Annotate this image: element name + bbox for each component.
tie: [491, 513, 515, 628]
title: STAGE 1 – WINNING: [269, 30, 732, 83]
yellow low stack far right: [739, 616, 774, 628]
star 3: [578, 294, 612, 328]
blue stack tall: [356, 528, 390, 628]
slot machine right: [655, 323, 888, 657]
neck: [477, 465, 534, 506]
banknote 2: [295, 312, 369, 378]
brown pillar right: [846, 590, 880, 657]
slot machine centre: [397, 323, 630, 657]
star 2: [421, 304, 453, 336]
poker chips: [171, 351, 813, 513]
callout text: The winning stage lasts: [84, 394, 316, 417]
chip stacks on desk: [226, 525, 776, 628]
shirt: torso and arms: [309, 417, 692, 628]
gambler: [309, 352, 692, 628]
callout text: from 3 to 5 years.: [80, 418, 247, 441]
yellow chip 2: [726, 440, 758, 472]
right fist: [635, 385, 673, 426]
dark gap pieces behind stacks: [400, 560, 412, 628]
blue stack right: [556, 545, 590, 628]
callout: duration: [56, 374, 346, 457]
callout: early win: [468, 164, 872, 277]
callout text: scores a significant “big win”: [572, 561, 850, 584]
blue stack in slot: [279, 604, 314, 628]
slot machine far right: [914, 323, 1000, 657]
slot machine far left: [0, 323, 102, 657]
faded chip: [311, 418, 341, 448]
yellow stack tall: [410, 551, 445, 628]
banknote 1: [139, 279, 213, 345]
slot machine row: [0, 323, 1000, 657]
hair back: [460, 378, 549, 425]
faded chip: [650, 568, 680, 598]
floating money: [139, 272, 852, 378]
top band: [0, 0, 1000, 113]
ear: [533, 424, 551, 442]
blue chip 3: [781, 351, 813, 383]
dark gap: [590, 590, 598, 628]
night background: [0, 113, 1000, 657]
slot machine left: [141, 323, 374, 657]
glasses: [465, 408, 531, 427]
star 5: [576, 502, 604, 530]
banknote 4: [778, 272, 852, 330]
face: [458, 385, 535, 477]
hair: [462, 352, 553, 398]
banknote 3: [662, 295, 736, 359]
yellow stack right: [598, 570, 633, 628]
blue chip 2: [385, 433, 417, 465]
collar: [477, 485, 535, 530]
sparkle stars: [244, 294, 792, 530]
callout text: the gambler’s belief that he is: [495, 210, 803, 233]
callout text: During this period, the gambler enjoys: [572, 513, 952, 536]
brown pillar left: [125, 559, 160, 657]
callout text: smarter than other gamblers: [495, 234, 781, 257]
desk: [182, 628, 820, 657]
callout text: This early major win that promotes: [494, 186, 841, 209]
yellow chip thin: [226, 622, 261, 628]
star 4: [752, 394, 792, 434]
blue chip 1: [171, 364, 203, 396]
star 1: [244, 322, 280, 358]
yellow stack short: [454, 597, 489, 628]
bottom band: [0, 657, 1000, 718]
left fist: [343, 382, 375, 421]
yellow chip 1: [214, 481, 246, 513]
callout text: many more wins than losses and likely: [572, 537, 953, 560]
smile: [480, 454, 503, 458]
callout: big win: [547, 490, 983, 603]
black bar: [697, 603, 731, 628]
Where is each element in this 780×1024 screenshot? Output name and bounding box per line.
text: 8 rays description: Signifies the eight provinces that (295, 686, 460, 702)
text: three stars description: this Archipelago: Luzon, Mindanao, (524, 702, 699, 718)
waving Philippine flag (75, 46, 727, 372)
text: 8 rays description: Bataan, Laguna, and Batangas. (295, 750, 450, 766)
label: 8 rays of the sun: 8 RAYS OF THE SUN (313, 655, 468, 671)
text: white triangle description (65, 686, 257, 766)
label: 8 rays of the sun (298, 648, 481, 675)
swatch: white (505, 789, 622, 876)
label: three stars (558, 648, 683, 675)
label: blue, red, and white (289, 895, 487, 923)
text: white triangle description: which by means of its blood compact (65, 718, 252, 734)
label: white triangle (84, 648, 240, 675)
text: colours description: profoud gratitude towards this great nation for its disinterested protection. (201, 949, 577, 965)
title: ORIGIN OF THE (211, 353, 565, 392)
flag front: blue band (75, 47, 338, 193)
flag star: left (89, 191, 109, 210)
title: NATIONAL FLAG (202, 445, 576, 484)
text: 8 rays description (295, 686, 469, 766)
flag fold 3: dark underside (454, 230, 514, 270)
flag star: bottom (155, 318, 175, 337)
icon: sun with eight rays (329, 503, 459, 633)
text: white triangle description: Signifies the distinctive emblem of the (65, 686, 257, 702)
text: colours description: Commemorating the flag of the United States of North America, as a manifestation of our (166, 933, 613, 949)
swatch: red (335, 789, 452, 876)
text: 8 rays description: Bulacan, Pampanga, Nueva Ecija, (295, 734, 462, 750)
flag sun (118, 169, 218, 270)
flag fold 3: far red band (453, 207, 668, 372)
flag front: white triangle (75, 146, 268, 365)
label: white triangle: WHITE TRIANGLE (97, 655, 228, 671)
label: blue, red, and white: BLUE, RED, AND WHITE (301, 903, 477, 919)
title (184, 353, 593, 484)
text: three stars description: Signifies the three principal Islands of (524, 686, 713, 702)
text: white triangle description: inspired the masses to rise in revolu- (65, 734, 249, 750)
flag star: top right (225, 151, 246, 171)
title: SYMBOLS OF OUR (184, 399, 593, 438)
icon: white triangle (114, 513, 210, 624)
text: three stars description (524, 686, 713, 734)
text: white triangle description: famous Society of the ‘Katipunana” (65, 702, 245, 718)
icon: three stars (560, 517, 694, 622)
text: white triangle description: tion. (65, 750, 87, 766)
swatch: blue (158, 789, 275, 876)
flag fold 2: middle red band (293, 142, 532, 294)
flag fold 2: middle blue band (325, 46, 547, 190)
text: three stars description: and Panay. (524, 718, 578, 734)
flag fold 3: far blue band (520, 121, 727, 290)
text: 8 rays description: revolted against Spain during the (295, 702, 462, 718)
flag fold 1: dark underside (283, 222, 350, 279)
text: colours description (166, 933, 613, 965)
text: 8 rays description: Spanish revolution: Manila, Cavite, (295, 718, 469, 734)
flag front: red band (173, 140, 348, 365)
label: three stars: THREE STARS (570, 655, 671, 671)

(Prompt): Could you rewrite these lines, renaming every "slot machine" to "gaming machine" and leaving everything else as it is?

(Problem solution):
Annotate this image: element name + bbox for each component.
tie: [491, 513, 515, 628]
title: STAGE 1 – WINNING: [269, 30, 732, 83]
yellow low stack far right: [739, 616, 774, 628]
star 3: [578, 294, 612, 328]
blue stack tall: [356, 528, 390, 628]
gaming machine right: [655, 323, 888, 657]
neck: [477, 465, 534, 506]
banknote 2: [295, 312, 369, 378]
brown pillar right: [846, 590, 880, 657]
gaming machine centre: [397, 323, 630, 657]
star 2: [421, 304, 453, 336]
poker chips: [171, 351, 813, 513]
callout text: The winning stage lasts: [84, 394, 316, 417]
chip stacks on desk: [226, 525, 776, 628]
shirt: torso and arms: [309, 417, 692, 628]
gambler: [309, 352, 692, 628]
callout text: from 3 to 5 years.: [80, 418, 247, 441]
yellow chip 2: [726, 440, 758, 472]
right fist: [635, 385, 673, 426]
dark gap pieces behind stacks: [400, 560, 412, 628]
blue stack right: [556, 545, 590, 628]
callout: duration: [56, 374, 346, 457]
callout: early win: [468, 164, 872, 277]
callout text: scores a significant “big win”: [572, 561, 850, 584]
blue stack in slot: [279, 604, 314, 628]
gaming machine far right: [914, 323, 1000, 657]
gaming machine far left: [0, 323, 102, 657]
faded chip: [311, 418, 341, 448]
yellow stack tall: [410, 551, 445, 628]
banknote 1: [139, 279, 213, 345]
gaming machine row: [0, 323, 1000, 657]
hair back: [460, 378, 549, 425]
faded chip: [650, 568, 680, 598]
floating money: [139, 272, 852, 378]
top band: [0, 0, 1000, 113]
ear: [533, 424, 551, 442]
blue chip 3: [781, 351, 813, 383]
dark gap: [590, 590, 598, 628]
night background: [0, 113, 1000, 657]
gaming machine left: [141, 323, 374, 657]
glasses: [465, 408, 531, 427]
star 5: [576, 502, 604, 530]
banknote 4: [778, 272, 852, 330]
face: [458, 385, 535, 477]
hair: [462, 352, 553, 398]
banknote 3: [662, 295, 736, 359]
yellow stack right: [598, 570, 633, 628]
blue chip 2: [385, 433, 417, 465]
collar: [477, 485, 535, 530]
sparkle stars: [244, 294, 792, 530]
callout text: the gambler’s belief that he is: [495, 210, 803, 233]
callout text: During this period, the gambler enjoys: [572, 513, 952, 536]
brown pillar left: [125, 559, 160, 657]
callout text: smarter than other gamblers: [495, 234, 781, 257]
desk: [182, 628, 820, 657]
callout text: This early major win that promotes: [494, 186, 841, 209]
yellow chip thin: [226, 622, 261, 628]
star 4: [752, 394, 792, 434]
blue chip 1: [171, 364, 203, 396]
star 1: [244, 322, 280, 358]
yellow stack short: [454, 597, 489, 628]
bottom band: [0, 657, 1000, 718]
left fist: [343, 382, 375, 421]
yellow chip 1: [214, 481, 246, 513]
callout text: many more wins than losses and likely: [572, 537, 953, 560]
smile: [480, 454, 503, 458]
callout: big win: [547, 490, 983, 603]
black bar: [697, 603, 731, 628]
Where is each element in this 780×1024 screenshot? Output name and bounding box per line.
text: 8 rays description: Signifies the eight provinces that (295, 686, 460, 702)
text: three stars description: this Archipelago: Luzon, Mindanao, (524, 702, 699, 718)
waving Philippine flag (75, 46, 727, 372)
text: 8 rays description: Bataan, Laguna, and Batangas. (295, 750, 450, 766)
label: 8 rays of the sun: 8 RAYS OF THE SUN (313, 655, 468, 671)
text: white triangle description (65, 686, 257, 766)
label: 8 rays of the sun (298, 648, 481, 675)
swatch: white (505, 789, 622, 876)
label: three stars (558, 648, 683, 675)
label: blue, red, and white (289, 895, 487, 923)
text: white triangle description: which by means of its blood compact (65, 718, 252, 734)
label: white triangle (84, 648, 240, 675)
text: colours description: profoud gratitude towards this great nation for its disinterested protection. (201, 949, 577, 965)
title: ORIGIN OF THE (211, 353, 565, 392)
flag front: blue band (75, 47, 338, 193)
flag star: left (89, 191, 109, 210)
title: NATIONAL FLAG (202, 445, 576, 484)
text: 8 rays description (295, 686, 469, 766)
flag fold 3: dark underside (454, 230, 514, 270)
flag star: bottom (155, 318, 175, 337)
icon: sun with eight rays (329, 503, 459, 633)
text: white triangle description: Signifies the distinctive emblem of the (65, 686, 257, 702)
text: colours description: Commemorating the flag of the United States of North America, as a manifestation of our (166, 933, 613, 949)
swatch: red (335, 789, 452, 876)
text: 8 rays description: Bulacan, Pampanga, Nueva Ecija, (295, 734, 462, 750)
flag sun (118, 169, 218, 270)
flag fold 3: far red band (453, 207, 668, 372)
flag front: white triangle (75, 146, 268, 365)
label: white triangle: WHITE TRIANGLE (97, 655, 228, 671)
label: blue, red, and white: BLUE, RED, AND WHITE (301, 903, 477, 919)
title (184, 353, 593, 484)
text: three stars description: Signifies the three principal Islands of (524, 686, 713, 702)
text: white triangle description: inspired the masses to rise in revolu- (65, 734, 249, 750)
flag star: top right (225, 151, 246, 171)
title: SYMBOLS OF OUR (184, 399, 593, 438)
icon: white triangle (114, 513, 210, 624)
text: three stars description (524, 686, 713, 734)
text: white triangle description: famous Society of the ‘Katipunana” (65, 702, 245, 718)
icon: three stars (560, 517, 694, 622)
text: white triangle description: tion. (65, 750, 87, 766)
swatch: blue (158, 789, 275, 876)
flag fold 2: middle red band (293, 142, 532, 294)
flag fold 2: middle blue band (325, 46, 547, 190)
text: three stars description: and Panay. (524, 718, 578, 734)
flag fold 3: far blue band (520, 121, 727, 290)
text: 8 rays description: revolted against Spain during the (295, 702, 462, 718)
flag fold 1: dark underside (283, 222, 350, 279)
text: colours description (166, 933, 613, 965)
text: 8 rays description: Spanish revolution: Manila, Cavite, (295, 718, 469, 734)
flag front: red band (173, 140, 348, 365)
label: three stars: THREE STARS (570, 655, 671, 671)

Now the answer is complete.